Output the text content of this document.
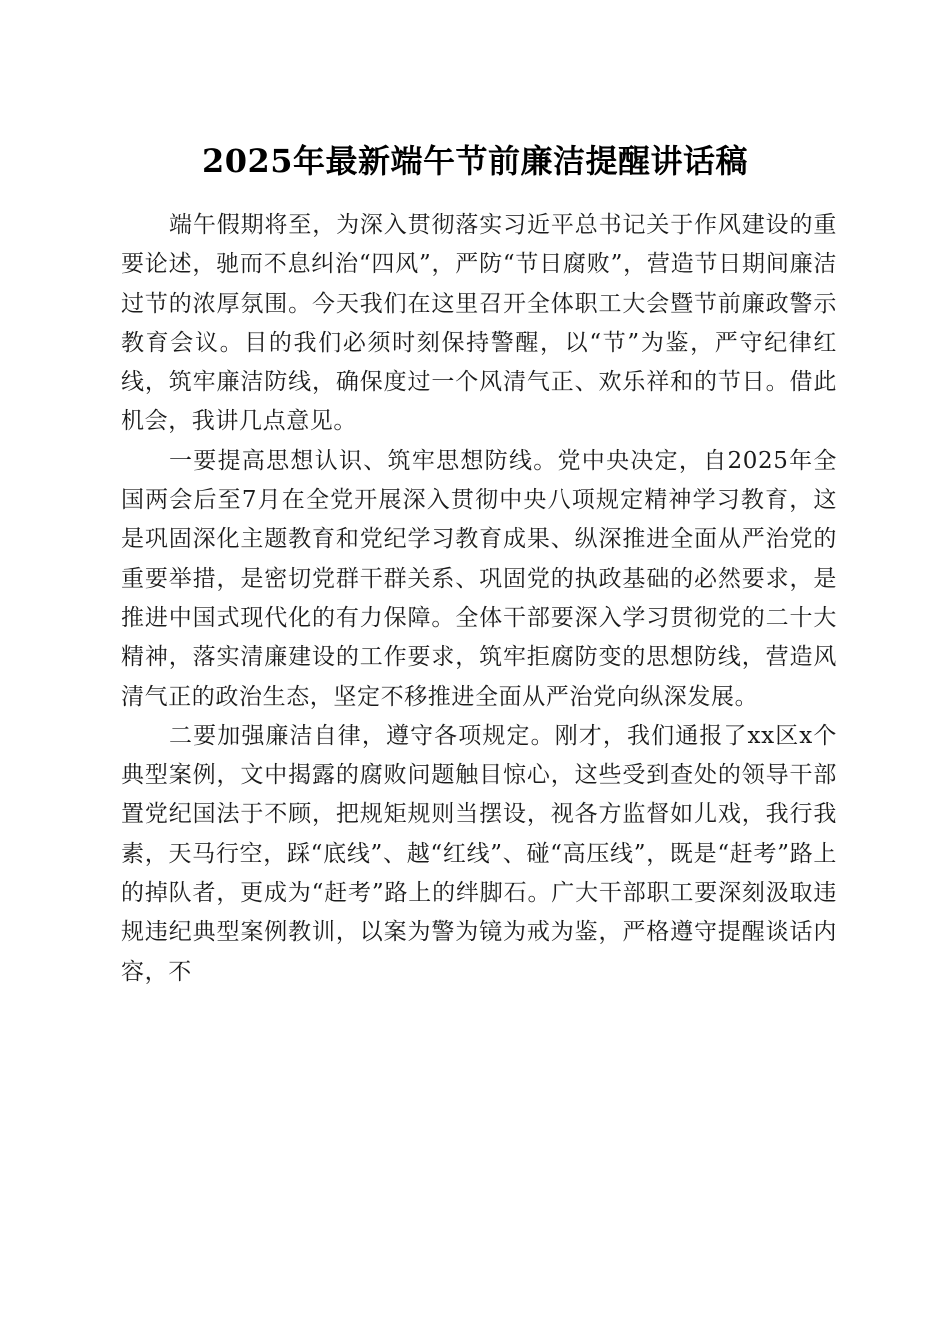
2025年最新端午节前廉洁提醒讲话稿

端午假期将至，为深入贯彻落实习近平总书记关于作风建设的重要论述，驰而不息纠治“四风”，严防“节日腐败”，营造节日期间廉洁过节的浓厚氛围。今天我们在这里召开全体职工大会暨节前廉政警示教育会议。目的我们必须时刻保持警醒，以“节”为鉴，严守纪律红线，筑牢廉洁防线，确保度过一个风清气正、欢乐祥和的节日。借此机会，我讲几点意见。

一要提高思想认识、筑牢思想防线。党中央决定，自2025年全国两会后至7月在全党开展深入贯彻中央八项规定精神学习教育，这是巩固深化主题教育和党纪学习教育成果、纵深推进全面从严治党的重要举措，是密切党群干群关系、巩固党的执政基础的必然要求，是推进中国式现代化的有力保障。全体干部要深入学习贯彻党的二十大精神，落实清廉建设的工作要求，筑牢拒腐防变的思想防线，营造风清气正的政治生态，坚定不移推进全面从严治党向纵深发展。

二要加强廉洁自律，遵守各项规定。刚才，我们通报了xx区x个典型案例，文中揭露的腐败问题触目惊心，这些受到查处的领导干部置党纪国法于不顾，把规矩规则当摆设，视各方监督如儿戏，我行我素，天马行空，踩“底线”、越“红线”、碰“高压线”，既是“赶考”路上的掉队者，更成为“赶考”路上的绊脚石。广大干部职工要深刻汲取违规违纪典型案例教训，以案为警为镜为戒为鉴，严格遵守提醒谈话内容，不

→ **Written exercise**
Leave the pictures out and output the rest of the listing exactly.

→ **Answer to this exercise**
Output the text content of this document.
2025年最新端午节前廉洁提醒讲话稿

端午假期将至，为深入贯彻落实习近平总书记关于作风建设的重要论述，驰而不息纠治“四风”，严防“节日腐败”，营造节日期间廉洁过节的浓厚氛围。今天我们在这里召开全体职工大会暨节前廉政警示教育会议。目的我们必须时刻保持警醒，以“节”为鉴，严守纪律红线，筑牢廉洁防线，确保度过一个风清气正、欢乐祥和的节日。借此机会，我讲几点意见。

一要提高思想认识、筑牢思想防线。党中央决定，自2025年全国两会后至7月在全党开展深入贯彻中央八项规定精神学习教育，这是巩固深化主题教育和党纪学习教育成果、纵深推进全面从严治党的重要举措，是密切党群干群关系、巩固党的执政基础的必然要求，是推进中国式现代化的有力保障。全体干部要深入学习贯彻党的二十大精神，落实清廉建设的工作要求，筑牢拒腐防变的思想防线，营造风清气正的政治生态，坚定不移推进全面从严治党向纵深发展。

二要加强廉洁自律，遵守各项规定。刚才，我们通报了xx区x个典型案例，文中揭露的腐败问题触目惊心，这些受到查处的领导干部置党纪国法于不顾，把规矩规则当摆设，视各方监督如儿戏，我行我素，天马行空，踩“底线”、越“红线”、碰“高压线”，既是“赶考”路上的掉队者，更成为“赶考”路上的绊脚石。广大干部职工要深刻汲取违规违纪典型案例教训，以案为警为镜为戒为鉴，严格遵守提醒谈话内容，不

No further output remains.